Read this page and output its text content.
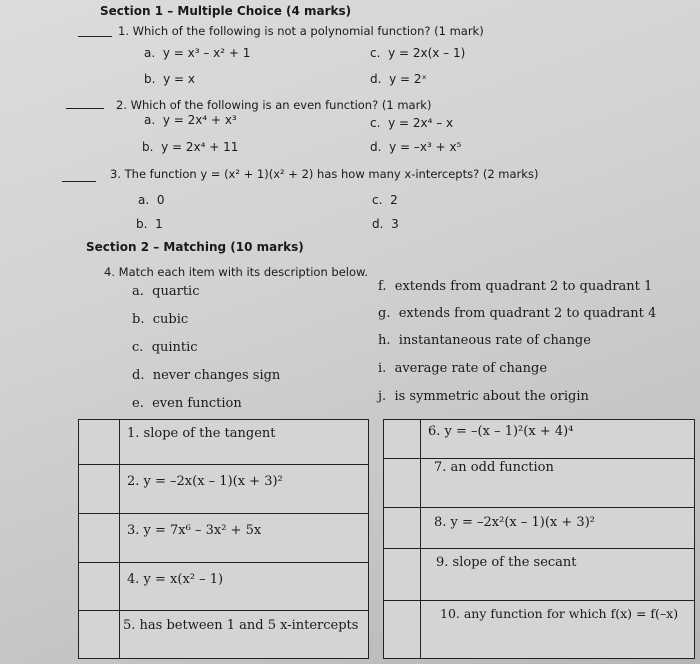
Section 1 – Multiple Choice (4 marks)
1. Which of the following is not a polynomial function? (1 mark)
a. y = x³ – x² + 1	c. y = 2x(x – 1)
b. y = x	d. y = 2ˣ
2. Which of the following is an even function? (1 mark)
a. y = 2x⁴ + x³	c. y = 2x⁴ – x
b. y = 2x⁴ + 11	d. y = –x³ + x⁵
3. The function y = (x² + 1)(x² + 2) has how many x-intercepts? (2 marks)
a. 0	c. 2
b. 1	d. 3
Section 2 – Matching (10 marks)
4. Match each item with its description below.
a. quartic
b. cubic
c. quintic
d. never changes sign
e. even function
f. extends from quadrant 2 to quadrant 1
g. extends from quadrant 2 to quadrant 4
h. instantaneous rate of change
i. average rate of change
j. is symmetric about the origin
1. slope of the tangent
2. y = –2x(x – 1)(x + 3)²
3. y = 7x⁶ – 3x² + 5x
4. y = x(x² – 1)
5. has between 1 and 5 x-intercepts
6. y = –(x – 1)²(x + 4)⁴
7. an odd function
8. y = –2x²(x – 1)(x + 3)²
9. slope of the secant
10. any function for which f(x) = f(–x)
****
## Do this
Take the listing and print it again exactly, but without any pictures.

## Result of the task
Read this page and output its text content.
Section 1 – Multiple Choice (4 marks)
1. Which of the following is not a polynomial function? (1 mark)
a. y = x³ – x² + 1	c. y = 2x(x – 1)
b. y = x	d. y = 2ˣ
2. Which of the following is an even function? (1 mark)
a. y = 2x⁴ + x³	c. y = 2x⁴ – x
b. y = 2x⁴ + 11	d. y = –x³ + x⁵
3. The function y = (x² + 1)(x² + 2) has how many x-intercepts? (2 marks)
a. 0	c. 2
b. 1	d. 3
Section 2 – Matching (10 marks)
4. Match each item with its description below.
a. quartic
b. cubic
c. quintic
d. never changes sign
e. even function
f. extends from quadrant 2 to quadrant 1
g. extends from quadrant 2 to quadrant 4
h. instantaneous rate of change
i. average rate of change
j. is symmetric about the origin
1. slope of the tangent
2. y = –2x(x – 1)(x + 3)²
3. y = 7x⁶ – 3x² + 5x
4. y = x(x² – 1)
5. has between 1 and 5 x-intercepts
6. y = –(x – 1)²(x + 4)⁴
7. an odd function
8. y = –2x²(x – 1)(x + 3)²
9. slope of the secant
10. any function for which f(x) = f(–x)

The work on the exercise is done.